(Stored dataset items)
** START **
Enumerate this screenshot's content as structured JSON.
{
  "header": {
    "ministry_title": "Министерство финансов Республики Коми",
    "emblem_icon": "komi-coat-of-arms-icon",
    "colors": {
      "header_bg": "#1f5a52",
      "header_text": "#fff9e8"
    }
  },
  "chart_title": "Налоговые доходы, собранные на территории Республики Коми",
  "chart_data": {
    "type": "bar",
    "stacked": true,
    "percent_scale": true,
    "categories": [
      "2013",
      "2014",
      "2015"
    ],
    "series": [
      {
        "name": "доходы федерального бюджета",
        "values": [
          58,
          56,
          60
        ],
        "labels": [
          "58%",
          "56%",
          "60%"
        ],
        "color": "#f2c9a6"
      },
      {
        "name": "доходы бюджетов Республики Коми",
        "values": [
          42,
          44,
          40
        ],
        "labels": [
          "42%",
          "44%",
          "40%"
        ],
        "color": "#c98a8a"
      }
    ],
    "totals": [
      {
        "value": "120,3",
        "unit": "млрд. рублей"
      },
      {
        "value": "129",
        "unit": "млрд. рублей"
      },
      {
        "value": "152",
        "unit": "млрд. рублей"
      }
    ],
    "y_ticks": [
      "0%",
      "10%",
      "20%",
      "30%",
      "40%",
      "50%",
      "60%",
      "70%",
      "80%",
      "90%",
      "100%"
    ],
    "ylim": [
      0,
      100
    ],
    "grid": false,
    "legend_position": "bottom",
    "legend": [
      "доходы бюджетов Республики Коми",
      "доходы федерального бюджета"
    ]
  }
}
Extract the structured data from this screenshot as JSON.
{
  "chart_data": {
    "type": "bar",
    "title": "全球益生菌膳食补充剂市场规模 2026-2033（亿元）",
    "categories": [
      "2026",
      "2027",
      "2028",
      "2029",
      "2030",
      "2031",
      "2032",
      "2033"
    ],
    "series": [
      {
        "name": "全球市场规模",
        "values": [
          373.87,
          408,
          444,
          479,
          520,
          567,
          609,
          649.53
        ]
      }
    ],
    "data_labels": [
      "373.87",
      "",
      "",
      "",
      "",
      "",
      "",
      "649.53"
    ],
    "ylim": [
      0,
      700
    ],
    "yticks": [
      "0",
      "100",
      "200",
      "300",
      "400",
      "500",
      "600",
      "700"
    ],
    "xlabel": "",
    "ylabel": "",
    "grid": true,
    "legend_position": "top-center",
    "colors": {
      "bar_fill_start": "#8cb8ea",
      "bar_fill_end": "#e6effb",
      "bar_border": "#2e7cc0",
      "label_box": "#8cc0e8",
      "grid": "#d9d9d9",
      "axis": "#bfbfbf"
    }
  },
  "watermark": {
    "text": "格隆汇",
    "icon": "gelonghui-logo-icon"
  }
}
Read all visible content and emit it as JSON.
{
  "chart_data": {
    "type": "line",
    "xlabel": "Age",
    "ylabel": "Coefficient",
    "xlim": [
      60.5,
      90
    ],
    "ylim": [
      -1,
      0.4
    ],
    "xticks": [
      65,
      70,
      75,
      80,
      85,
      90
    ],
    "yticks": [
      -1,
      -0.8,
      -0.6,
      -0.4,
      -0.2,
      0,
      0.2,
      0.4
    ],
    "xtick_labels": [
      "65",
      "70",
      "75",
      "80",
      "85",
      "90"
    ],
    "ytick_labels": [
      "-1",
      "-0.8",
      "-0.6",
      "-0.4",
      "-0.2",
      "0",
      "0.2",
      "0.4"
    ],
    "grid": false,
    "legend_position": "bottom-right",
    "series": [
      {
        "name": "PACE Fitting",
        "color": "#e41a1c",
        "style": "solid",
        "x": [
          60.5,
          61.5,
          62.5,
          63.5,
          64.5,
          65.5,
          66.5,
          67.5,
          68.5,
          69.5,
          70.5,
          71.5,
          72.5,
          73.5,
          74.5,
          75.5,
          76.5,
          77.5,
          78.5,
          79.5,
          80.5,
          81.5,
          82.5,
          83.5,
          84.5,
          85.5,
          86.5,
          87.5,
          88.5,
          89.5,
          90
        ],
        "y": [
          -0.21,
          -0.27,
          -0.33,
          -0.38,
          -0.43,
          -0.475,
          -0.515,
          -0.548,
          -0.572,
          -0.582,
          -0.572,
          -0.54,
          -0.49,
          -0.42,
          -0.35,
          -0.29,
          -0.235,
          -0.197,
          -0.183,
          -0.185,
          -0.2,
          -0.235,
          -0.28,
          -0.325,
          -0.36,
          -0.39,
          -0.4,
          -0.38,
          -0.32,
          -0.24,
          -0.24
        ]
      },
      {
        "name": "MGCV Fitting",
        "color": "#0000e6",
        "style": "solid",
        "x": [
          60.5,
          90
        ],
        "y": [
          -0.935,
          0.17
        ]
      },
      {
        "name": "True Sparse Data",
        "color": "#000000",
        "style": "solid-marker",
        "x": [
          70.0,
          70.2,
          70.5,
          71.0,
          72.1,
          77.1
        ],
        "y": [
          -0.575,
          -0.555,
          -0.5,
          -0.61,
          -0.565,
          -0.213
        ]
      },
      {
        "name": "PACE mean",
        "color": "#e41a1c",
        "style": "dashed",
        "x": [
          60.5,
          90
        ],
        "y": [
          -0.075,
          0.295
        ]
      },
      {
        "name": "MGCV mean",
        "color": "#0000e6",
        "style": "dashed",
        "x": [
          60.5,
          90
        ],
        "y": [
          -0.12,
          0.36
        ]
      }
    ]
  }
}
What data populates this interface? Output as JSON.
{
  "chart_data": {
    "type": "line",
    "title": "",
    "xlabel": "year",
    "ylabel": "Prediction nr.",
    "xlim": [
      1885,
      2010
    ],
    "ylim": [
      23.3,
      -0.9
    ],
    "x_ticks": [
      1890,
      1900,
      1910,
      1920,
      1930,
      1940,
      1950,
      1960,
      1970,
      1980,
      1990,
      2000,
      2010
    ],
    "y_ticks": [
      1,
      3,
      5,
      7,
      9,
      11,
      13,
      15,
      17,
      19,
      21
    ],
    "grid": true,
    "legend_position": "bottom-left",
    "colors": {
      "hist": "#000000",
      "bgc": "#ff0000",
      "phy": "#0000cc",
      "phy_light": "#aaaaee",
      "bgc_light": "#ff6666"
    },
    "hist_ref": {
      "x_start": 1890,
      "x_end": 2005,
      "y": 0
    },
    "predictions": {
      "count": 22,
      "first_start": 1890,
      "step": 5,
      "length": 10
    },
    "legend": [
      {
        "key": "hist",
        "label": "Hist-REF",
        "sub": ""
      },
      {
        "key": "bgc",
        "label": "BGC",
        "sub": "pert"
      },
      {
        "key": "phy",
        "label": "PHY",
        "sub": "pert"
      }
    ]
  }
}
** END **
● **EXERCISE DETAILS**: Extract every line that has the string "structured" in it.

● **FINAL ANSWER**:
Enumerate this screenshot's content as structured JSON.
Extract the structured data from this screenshot as JSON.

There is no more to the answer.